*WHAT YOU HAVE TO DO*:
Every record below should be printed exactly as given.

*STORED RECORDS*:
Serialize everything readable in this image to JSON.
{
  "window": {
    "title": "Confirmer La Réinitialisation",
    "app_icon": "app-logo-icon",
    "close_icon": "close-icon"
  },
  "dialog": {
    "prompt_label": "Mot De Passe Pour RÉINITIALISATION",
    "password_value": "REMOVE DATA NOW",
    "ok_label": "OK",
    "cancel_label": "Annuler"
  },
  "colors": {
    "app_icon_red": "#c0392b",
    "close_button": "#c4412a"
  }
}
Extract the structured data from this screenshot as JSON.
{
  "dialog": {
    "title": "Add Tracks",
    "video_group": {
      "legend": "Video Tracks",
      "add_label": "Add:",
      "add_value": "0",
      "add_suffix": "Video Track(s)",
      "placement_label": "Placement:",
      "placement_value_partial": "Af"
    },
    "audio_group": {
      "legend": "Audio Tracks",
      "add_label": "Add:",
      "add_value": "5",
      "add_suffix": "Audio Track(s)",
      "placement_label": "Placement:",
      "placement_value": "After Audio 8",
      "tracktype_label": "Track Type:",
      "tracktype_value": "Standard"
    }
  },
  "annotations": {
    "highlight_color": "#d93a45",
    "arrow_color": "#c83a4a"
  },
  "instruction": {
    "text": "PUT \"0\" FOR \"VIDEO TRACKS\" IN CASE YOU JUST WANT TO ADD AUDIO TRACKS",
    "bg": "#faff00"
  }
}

*WRITTEN SOLUTION*:
Serialize everything readable in this image to JSON.
{
  "window": {
    "title": "Confirmer La Réinitialisation",
    "app_icon": "app-logo-icon",
    "close_icon": "close-icon"
  },
  "dialog": {
    "prompt_label": "Mot De Passe Pour RÉINITIALISATION",
    "password_value": "REMOVE DATA NOW",
    "ok_label": "OK",
    "cancel_label": "Annuler"
  },
  "colors": {
    "app_icon_red": "#c0392b",
    "close_button": "#c4412a"
  }
}
Extract the structured data from this screenshot as JSON.
{
  "dialog": {
    "title": "Add Tracks",
    "video_group": {
      "legend": "Video Tracks",
      "add_label": "Add:",
      "add_value": "0",
      "add_suffix": "Video Track(s)",
      "placement_label": "Placement:",
      "placement_value_partial": "Af"
    },
    "audio_group": {
      "legend": "Audio Tracks",
      "add_label": "Add:",
      "add_value": "5",
      "add_suffix": "Audio Track(s)",
      "placement_label": "Placement:",
      "placement_value": "After Audio 8",
      "tracktype_label": "Track Type:",
      "tracktype_value": "Standard"
    }
  },
  "annotations": {
    "highlight_color": "#d93a45",
    "arrow_color": "#c83a4a"
  },
  "instruction": {
    "text": "PUT \"0\" FOR \"VIDEO TRACKS\" IN CASE YOU JUST WANT TO ADD AUDIO TRACKS",
    "bg": "#faff00"
  }
}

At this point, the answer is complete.